## Raw data
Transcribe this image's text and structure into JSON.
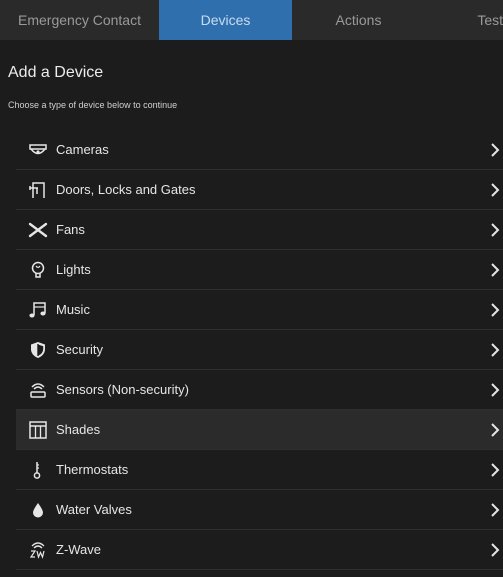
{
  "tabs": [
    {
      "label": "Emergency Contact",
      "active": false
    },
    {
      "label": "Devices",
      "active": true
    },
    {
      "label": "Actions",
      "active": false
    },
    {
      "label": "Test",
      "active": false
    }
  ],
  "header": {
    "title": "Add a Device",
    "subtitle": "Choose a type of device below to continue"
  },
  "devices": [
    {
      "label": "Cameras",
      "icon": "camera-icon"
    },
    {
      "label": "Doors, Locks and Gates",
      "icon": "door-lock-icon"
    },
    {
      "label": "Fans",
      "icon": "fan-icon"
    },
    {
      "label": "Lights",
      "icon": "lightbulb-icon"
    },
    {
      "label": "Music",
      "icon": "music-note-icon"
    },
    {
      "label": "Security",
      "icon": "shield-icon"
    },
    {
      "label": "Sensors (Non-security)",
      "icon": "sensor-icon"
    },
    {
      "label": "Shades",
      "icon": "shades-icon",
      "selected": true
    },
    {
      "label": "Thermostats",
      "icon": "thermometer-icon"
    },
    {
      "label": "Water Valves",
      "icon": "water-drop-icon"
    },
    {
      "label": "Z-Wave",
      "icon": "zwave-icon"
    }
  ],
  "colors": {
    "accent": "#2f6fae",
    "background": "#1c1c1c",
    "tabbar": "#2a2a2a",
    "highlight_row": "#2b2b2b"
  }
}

==

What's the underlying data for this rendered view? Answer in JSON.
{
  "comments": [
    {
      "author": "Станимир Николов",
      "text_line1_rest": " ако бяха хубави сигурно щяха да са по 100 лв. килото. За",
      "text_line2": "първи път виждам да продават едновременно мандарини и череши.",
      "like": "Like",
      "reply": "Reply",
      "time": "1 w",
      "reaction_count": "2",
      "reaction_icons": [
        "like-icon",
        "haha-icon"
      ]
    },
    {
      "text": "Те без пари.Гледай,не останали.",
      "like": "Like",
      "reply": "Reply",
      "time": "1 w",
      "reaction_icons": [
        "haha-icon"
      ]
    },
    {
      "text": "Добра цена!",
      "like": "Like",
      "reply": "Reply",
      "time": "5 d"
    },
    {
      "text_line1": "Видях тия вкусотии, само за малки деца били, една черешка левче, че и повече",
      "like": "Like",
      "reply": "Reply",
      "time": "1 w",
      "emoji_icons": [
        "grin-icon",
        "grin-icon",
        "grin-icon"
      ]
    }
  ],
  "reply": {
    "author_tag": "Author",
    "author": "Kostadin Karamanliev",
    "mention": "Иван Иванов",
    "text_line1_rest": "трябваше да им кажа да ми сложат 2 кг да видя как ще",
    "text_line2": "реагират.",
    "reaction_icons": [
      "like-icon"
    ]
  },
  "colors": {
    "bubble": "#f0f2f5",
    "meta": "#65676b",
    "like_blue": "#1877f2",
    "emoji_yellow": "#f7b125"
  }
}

## What is expected
Gather every line from the listing above in which the word "JSON" appears.

## Written answer
Transcribe this image's text and structure into JSON.
What's the underlying data for this rendered view? Answer in JSON.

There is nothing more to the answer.